Fragmento del documento
Héroe o villano, defensor de las libertades o vendepatrias, el gran magnate de la prensa de Hong Kong se juega la cadena perpetua en el juicio que este lunes ha entrado en su fase final. A Jimmy Lai, de 77 años y con pasaporte británico, le acusa la fiscalía de connivencia con fuerzas extranjeras y sedición por su rol protagónico en las violentas protestas prodemocráticas que en 2019 empujaron a la excolonia al borde del abismo.
El juicio fue aplazado el jueves por uno de los frecuentes tifones que azotan la isla en la temporada del monzón y de nuevo el viernes por los problemas cardiacos del acusado. Este lunes, con la medicación y un aparato que controla las palpitaciones de su corazón, ha escuchado al juez recordar que los expertos médicos le han calificado como «física y mentalmente apto». Su salud es uno de los muchos asuntos discutidos. Ha advertido su hijo de que sólo le sirve la absolución: cinco años o cadena perpetua supondrán su muerte en la cárcel.

Acciones requeridas
1: Extrae del fragmento sobre el juicio a Jimmy Lai el pasaje que comienza en las palabras «Héroe o villano, defensor» y termina después de «borde del abismo.».
2: Traduce al inglés esta oración del fragmento sobre el juicio a Jimmy Lai: «El juicio fue aplazado el jueves por uno de los frecuentes tifones que azotan la isla en la temporada del monzón y de nuevo el viernes por los problemas cardiacos del acusado.»
3: Prosigue el fragmento sobre el juicio a Jimmy Lai a partir de su última oración.
Las líneas no intervienen en ninguna de estas tareas.

Datos proporcionados

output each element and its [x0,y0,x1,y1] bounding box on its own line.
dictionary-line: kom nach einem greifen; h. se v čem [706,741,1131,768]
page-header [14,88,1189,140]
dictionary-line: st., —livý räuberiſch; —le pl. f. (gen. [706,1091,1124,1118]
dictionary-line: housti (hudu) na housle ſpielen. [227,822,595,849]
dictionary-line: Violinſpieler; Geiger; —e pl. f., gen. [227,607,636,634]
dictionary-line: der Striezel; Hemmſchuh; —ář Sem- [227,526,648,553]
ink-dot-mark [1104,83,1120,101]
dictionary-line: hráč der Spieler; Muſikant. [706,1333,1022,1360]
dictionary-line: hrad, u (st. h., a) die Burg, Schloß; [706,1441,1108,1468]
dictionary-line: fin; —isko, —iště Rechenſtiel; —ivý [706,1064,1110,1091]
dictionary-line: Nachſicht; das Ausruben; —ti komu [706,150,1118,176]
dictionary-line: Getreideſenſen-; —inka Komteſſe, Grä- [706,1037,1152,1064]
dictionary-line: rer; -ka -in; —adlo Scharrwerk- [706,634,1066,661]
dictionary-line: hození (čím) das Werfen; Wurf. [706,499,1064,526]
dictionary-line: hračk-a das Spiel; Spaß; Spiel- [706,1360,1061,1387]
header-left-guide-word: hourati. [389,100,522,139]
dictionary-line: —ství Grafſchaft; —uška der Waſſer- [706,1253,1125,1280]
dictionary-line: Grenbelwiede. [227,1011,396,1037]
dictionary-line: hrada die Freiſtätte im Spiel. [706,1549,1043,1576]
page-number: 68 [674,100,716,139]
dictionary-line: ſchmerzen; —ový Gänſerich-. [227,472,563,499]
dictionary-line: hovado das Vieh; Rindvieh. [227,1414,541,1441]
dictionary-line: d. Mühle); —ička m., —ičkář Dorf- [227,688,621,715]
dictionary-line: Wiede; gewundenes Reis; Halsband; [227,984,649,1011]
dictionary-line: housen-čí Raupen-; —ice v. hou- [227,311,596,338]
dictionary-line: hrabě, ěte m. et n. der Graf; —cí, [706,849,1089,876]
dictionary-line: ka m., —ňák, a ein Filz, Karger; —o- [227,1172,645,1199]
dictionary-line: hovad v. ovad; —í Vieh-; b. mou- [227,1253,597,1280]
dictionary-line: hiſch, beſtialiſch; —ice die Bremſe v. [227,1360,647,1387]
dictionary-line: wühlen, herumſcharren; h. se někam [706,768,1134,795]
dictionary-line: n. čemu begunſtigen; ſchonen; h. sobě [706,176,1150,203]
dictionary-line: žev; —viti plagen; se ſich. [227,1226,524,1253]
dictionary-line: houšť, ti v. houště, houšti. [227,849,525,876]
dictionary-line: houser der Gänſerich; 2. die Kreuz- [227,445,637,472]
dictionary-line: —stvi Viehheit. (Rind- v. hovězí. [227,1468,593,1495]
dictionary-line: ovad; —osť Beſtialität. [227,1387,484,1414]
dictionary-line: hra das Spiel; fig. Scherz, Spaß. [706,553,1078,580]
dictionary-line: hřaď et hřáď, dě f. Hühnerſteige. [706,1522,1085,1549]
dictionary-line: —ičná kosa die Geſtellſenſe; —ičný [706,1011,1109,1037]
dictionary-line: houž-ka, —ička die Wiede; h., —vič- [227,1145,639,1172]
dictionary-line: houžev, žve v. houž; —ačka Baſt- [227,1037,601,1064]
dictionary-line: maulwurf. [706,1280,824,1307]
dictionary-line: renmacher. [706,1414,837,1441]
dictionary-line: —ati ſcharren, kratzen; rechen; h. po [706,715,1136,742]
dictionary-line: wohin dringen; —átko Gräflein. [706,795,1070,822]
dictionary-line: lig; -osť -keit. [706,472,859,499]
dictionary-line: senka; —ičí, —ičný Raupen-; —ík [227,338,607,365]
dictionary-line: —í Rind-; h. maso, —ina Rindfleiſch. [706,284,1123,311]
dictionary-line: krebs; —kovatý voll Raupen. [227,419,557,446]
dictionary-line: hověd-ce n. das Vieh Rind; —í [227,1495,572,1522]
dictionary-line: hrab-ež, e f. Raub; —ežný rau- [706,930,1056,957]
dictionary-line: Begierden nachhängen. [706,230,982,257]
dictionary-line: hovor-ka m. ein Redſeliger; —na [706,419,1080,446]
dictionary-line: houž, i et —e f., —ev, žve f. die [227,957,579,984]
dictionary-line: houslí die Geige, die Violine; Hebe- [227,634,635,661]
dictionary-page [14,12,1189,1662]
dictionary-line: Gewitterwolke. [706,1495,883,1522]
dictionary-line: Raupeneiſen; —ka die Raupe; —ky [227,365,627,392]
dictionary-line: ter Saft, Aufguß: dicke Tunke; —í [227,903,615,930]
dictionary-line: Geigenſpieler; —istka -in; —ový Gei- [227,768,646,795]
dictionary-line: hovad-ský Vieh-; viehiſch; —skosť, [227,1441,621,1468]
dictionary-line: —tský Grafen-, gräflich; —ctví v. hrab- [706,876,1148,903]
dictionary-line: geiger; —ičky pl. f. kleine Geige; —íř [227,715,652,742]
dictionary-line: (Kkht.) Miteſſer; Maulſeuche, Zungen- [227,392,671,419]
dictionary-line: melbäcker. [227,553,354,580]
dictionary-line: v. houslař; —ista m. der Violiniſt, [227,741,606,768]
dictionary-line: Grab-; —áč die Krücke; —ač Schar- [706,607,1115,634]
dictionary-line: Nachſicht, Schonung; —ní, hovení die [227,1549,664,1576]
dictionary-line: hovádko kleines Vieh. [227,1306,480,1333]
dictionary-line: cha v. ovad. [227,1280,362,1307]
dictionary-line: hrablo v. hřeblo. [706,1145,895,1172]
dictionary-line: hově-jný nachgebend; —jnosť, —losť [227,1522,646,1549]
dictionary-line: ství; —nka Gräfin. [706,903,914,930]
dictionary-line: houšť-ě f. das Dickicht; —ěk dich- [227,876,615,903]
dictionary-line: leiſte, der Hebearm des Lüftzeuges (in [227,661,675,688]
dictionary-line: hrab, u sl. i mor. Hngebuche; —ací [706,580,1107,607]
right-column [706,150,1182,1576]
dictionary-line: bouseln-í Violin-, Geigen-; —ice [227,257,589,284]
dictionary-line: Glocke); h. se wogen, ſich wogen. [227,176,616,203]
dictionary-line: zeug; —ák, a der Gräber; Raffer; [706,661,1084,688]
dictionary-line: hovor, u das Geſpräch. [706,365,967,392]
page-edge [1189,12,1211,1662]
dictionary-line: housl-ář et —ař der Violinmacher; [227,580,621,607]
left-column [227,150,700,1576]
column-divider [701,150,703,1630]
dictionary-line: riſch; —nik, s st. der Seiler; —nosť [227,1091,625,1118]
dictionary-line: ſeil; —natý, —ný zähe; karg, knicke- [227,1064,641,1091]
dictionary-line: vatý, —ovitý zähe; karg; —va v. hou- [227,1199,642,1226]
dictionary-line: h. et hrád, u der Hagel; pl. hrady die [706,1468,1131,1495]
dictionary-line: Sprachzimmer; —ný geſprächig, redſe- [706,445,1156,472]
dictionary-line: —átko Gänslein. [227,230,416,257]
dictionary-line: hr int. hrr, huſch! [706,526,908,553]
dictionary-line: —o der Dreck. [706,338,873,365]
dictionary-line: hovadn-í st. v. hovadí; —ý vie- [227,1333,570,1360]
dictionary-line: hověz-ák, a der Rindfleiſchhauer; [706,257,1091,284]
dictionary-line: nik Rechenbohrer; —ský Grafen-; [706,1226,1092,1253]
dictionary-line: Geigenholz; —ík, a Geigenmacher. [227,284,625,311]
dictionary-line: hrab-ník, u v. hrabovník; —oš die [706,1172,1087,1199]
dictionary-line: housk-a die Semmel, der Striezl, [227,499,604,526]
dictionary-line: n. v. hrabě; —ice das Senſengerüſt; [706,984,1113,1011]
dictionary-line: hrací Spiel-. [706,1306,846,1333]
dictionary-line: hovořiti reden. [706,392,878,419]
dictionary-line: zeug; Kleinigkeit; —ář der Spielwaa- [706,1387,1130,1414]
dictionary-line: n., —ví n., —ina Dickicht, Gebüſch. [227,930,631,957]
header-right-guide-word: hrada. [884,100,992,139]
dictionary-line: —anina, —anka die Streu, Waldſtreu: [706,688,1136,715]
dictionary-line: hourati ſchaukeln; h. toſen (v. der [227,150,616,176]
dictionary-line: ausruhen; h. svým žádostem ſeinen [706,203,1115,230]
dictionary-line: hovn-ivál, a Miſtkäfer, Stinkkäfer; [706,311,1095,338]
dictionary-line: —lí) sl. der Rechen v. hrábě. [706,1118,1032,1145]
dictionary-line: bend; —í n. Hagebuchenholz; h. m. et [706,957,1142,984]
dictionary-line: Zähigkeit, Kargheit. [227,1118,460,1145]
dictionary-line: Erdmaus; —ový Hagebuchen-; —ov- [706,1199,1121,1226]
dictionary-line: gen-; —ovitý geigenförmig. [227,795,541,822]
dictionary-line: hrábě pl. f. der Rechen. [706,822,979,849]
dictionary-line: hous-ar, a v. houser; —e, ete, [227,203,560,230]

Respuestas por tarea
1:
Héroe o villano, defensor de las libertades o vendepatrias, el gran magnate de la prensa de Hong Kong se juega la cadena perpetua en el juicio que este lunes ha entrado en su fase final. A Jimmy Lai, de 77 años y con pasaporte británico, le acusa la fiscalía de connivencia con fuerzas extranjeras y sedición por su rol protagónico en las violentas protestas prodemocráticas que en 2019 empujaron a la excolonia al borde del abismo.

2: The trial was postponed on Thursday because of one of the frequent typhoons that lash the island during the monsoon season, and again on Friday because of the defendant's heart problems.

3:
El juicio ha alcanzado ya su quinto mes cuando estaban previstos tres y esta fase no se intuye breve. El escrito de conclusiones de la Fiscalía cuenta con 860 páginas y serán necesarios varios días para escuchar su versión resumida. El meollo del proceso radica en el contenido de sus frecuentes y mediáticas reuniones durante aquellas convulsas semanas con los halcones más recalcitrantes de la Administración Trump: el secretario de Estado, Mike Pompeo; el vicepresidente, Mike Pence; el asesor presidencial John Bolton… Sostiene la acusación que Lai hizo campaña para que Estados Unidos y el mundo sancionaran al Gobierno hongkonés y chino «bajo el disfraz de la lucha por la libertad y la democracia». Lo ha negado Lai y la Fiscalía le ha recordado que esas informaciones salieron publicadas en su propio periódico. Otro asunto controvertido es el momento de sus presuntas presiones: si llegaron antes o después de junio de 2020. En esa fecha fue aprobada la Ley de Seguridad para apagar las protestas vandálicas con la nueva tipología penal. Esa ley, según China y una parte de la población hongkonesa, devolvió la paz al territorio; según el mundo y la otra parte de la población hongkonesa, laminó las viejas libertades de la fórmula «un país dos sistemas».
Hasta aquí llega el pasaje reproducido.